> [Task prompt] Find every line with "models" in it, then report how many there are and nothing more.

[Figure dataset records]

* * * * * * * * *

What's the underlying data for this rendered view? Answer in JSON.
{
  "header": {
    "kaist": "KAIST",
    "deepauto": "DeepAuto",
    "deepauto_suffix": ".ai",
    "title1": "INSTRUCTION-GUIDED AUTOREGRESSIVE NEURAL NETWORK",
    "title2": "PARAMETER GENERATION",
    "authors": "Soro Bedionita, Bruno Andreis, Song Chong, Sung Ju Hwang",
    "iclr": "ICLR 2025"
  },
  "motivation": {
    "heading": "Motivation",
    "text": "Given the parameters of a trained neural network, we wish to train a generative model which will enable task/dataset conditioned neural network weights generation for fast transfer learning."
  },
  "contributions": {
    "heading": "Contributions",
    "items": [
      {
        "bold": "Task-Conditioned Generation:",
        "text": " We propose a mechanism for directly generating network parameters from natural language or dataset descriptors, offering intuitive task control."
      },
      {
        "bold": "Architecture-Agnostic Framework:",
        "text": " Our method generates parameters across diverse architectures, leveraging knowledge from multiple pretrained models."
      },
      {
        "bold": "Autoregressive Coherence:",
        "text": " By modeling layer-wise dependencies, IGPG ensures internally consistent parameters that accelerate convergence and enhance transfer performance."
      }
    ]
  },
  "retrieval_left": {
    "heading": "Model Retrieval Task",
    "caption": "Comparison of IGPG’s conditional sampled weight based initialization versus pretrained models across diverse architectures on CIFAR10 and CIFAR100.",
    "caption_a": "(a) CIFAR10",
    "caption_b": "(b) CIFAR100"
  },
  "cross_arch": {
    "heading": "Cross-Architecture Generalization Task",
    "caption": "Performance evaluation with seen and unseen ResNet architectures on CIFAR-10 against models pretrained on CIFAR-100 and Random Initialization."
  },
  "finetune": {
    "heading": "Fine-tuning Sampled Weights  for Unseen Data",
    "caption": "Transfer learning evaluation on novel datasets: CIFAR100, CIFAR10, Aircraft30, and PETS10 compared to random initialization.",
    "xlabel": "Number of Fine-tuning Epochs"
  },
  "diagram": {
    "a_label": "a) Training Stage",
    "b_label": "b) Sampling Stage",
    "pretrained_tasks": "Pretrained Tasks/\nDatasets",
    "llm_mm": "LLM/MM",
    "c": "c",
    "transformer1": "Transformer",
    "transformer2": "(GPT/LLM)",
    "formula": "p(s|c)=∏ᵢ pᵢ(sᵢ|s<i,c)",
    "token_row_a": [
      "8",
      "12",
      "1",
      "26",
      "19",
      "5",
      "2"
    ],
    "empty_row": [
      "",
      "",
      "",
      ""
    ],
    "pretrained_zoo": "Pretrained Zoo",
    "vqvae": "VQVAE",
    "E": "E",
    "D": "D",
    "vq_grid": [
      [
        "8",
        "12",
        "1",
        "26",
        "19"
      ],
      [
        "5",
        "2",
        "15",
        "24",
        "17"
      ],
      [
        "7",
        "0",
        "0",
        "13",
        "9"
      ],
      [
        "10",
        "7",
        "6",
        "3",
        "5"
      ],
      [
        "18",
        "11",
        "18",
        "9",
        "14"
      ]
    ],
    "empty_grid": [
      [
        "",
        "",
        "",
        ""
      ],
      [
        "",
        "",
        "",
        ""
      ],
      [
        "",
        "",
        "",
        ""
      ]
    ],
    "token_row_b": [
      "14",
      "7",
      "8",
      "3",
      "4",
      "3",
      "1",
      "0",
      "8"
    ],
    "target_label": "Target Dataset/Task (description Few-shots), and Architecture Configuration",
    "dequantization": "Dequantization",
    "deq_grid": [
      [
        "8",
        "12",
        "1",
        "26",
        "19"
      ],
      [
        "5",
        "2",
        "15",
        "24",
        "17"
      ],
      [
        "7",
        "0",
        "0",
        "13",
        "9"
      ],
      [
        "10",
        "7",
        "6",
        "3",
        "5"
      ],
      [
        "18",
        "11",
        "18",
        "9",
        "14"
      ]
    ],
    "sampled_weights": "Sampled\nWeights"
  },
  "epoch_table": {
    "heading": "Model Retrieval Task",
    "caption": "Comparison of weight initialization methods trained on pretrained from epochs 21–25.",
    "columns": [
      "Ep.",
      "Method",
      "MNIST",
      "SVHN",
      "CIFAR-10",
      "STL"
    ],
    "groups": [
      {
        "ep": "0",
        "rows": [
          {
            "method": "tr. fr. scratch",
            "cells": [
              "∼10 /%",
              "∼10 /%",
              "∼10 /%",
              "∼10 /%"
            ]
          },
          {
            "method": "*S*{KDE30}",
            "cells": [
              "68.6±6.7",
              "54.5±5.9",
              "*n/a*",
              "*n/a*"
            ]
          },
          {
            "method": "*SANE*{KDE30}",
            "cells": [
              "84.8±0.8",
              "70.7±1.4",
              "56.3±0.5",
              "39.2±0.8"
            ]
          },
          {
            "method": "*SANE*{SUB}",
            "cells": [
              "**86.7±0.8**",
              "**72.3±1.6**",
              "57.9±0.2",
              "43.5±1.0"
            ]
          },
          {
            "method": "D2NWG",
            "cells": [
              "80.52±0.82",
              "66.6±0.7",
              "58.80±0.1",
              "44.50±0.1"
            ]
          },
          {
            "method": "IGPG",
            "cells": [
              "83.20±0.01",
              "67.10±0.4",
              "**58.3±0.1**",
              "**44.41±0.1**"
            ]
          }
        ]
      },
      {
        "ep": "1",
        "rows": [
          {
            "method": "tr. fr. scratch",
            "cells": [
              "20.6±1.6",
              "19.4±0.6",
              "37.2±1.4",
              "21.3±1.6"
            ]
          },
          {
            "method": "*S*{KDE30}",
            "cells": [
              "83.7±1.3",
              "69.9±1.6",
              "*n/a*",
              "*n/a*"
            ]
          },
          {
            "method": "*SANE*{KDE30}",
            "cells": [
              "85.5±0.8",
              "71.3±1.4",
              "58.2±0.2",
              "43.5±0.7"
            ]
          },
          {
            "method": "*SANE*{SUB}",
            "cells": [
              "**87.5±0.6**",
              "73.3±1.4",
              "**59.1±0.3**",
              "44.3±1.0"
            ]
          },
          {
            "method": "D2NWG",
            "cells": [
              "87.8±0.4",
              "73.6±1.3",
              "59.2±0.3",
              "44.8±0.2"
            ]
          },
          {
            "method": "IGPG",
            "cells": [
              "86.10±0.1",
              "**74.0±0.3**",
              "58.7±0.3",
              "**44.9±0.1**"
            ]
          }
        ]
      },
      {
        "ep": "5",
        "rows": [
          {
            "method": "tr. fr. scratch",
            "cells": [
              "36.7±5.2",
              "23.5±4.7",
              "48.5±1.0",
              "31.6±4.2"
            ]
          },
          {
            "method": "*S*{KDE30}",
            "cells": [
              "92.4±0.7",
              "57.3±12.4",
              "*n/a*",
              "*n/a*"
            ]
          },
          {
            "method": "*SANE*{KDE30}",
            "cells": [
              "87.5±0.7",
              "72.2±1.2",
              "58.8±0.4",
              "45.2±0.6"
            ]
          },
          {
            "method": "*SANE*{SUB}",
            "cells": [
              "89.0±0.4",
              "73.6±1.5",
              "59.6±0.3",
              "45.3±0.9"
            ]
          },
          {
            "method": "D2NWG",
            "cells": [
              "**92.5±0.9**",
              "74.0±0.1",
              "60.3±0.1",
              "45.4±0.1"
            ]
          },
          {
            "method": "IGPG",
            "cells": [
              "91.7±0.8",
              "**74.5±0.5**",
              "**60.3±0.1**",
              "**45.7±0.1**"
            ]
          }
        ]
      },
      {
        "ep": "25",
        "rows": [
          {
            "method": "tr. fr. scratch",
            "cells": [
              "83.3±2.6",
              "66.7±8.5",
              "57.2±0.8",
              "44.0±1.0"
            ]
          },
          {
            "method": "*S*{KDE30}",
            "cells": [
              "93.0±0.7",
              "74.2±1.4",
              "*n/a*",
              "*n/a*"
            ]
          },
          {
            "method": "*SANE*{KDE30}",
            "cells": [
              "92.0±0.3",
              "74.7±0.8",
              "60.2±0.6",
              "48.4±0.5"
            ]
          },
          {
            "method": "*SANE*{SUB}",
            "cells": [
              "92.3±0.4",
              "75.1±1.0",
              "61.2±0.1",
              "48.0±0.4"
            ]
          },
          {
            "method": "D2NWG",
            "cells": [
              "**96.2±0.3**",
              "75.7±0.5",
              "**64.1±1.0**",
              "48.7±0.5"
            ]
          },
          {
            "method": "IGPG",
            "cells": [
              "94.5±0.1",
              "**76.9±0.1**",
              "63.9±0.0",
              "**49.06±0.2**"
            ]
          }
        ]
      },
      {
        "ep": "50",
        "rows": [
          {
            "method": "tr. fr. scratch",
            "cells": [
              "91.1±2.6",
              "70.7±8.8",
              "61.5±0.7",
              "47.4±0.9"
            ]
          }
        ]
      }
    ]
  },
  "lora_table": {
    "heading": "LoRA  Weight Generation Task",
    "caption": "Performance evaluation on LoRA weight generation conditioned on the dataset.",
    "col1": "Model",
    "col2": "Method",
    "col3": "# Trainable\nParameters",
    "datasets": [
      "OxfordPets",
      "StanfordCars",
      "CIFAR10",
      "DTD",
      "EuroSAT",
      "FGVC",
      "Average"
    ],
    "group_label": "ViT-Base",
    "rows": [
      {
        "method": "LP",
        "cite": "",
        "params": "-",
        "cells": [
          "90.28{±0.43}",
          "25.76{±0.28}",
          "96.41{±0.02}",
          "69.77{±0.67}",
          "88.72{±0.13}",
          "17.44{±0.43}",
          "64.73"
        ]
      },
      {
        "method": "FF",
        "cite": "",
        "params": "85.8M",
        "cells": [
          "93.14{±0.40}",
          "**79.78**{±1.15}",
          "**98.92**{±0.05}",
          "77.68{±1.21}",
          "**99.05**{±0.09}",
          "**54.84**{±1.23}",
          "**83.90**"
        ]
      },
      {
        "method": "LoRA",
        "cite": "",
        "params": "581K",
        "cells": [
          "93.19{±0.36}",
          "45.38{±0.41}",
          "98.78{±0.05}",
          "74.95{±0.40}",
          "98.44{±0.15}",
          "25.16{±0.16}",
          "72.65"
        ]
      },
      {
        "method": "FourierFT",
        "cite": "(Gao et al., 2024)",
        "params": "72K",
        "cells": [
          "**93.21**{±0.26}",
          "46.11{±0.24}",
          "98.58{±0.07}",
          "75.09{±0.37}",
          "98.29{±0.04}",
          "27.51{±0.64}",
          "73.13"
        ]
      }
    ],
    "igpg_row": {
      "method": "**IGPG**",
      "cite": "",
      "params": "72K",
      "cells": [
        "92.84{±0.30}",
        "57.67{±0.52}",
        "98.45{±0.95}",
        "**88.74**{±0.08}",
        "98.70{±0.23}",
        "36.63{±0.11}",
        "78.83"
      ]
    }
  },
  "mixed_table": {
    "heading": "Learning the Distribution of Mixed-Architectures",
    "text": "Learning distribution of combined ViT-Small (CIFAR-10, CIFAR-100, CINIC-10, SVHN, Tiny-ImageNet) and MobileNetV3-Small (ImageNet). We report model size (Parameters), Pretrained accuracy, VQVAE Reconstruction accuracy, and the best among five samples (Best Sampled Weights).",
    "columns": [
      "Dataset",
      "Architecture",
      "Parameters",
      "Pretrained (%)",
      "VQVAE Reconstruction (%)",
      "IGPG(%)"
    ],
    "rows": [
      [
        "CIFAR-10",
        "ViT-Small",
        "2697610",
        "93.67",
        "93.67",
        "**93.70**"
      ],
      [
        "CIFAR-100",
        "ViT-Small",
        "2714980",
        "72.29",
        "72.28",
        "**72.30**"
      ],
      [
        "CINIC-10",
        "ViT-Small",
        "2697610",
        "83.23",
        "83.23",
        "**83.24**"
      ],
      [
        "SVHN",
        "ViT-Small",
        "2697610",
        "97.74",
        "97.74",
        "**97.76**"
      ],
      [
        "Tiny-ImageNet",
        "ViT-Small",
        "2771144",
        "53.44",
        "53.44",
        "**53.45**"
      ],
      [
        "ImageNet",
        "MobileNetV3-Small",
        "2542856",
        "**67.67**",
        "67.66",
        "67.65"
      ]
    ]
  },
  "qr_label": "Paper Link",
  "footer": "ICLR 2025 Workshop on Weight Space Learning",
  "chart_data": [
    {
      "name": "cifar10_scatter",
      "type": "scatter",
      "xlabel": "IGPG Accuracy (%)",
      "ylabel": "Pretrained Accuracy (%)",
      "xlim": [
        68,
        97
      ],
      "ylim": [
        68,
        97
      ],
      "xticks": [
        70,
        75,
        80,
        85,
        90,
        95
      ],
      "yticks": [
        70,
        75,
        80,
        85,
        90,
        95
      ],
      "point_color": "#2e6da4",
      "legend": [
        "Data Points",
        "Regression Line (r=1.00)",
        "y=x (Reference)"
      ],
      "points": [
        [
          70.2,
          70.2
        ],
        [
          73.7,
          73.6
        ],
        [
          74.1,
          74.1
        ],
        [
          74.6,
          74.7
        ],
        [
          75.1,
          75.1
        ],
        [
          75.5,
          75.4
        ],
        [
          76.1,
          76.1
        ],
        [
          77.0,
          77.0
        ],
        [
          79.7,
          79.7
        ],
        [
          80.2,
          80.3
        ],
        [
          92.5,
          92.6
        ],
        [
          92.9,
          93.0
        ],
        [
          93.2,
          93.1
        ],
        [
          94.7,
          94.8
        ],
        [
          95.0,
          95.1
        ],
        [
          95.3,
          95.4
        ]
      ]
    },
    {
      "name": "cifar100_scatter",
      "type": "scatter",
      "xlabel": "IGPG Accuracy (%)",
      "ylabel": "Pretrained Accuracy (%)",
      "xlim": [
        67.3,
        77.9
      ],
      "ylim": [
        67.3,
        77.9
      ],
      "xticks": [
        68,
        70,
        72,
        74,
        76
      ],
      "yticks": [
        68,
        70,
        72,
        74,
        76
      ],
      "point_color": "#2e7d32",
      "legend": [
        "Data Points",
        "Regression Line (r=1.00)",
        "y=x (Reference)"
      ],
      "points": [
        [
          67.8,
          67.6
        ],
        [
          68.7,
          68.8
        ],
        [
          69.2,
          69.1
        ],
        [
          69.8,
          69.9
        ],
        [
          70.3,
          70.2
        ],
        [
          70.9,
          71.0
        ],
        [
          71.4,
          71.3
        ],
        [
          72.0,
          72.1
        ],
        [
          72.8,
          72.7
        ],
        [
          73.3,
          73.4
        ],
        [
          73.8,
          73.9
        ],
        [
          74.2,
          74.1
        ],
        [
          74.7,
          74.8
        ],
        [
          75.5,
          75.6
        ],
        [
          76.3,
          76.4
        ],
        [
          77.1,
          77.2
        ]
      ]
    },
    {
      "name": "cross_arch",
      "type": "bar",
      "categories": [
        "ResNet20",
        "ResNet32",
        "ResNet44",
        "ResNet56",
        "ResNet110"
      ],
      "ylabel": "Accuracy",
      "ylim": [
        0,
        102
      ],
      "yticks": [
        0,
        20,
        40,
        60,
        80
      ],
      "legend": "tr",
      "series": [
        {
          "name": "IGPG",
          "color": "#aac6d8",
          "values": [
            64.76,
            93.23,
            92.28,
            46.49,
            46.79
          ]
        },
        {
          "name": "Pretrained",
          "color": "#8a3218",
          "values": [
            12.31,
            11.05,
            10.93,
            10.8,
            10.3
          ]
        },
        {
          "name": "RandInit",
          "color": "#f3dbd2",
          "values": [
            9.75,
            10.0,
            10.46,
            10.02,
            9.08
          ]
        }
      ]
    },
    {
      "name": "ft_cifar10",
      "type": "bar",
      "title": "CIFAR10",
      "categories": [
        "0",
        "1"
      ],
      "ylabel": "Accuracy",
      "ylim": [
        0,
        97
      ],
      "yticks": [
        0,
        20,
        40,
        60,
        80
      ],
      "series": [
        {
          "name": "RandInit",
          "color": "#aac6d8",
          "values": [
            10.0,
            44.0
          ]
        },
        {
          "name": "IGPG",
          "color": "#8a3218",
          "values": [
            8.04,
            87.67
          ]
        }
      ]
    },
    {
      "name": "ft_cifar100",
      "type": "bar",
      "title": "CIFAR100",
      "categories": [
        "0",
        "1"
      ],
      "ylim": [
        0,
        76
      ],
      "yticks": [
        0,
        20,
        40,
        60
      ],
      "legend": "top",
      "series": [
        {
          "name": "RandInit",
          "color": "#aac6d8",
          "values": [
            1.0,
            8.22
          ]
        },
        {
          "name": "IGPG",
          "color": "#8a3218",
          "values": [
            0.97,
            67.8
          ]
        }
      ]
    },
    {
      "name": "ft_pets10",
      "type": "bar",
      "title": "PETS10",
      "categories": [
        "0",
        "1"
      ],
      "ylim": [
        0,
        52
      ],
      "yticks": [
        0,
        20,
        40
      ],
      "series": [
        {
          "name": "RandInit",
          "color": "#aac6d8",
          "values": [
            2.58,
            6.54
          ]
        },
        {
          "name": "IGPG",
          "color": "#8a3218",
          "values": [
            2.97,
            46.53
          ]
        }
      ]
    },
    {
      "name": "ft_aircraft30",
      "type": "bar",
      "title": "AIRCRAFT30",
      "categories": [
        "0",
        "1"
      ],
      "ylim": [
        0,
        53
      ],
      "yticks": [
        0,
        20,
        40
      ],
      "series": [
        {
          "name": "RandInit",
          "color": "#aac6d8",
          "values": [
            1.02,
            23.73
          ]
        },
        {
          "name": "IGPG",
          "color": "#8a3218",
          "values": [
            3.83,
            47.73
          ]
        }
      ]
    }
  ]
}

* * * * * * * * *

> [Answer to the exercise] 3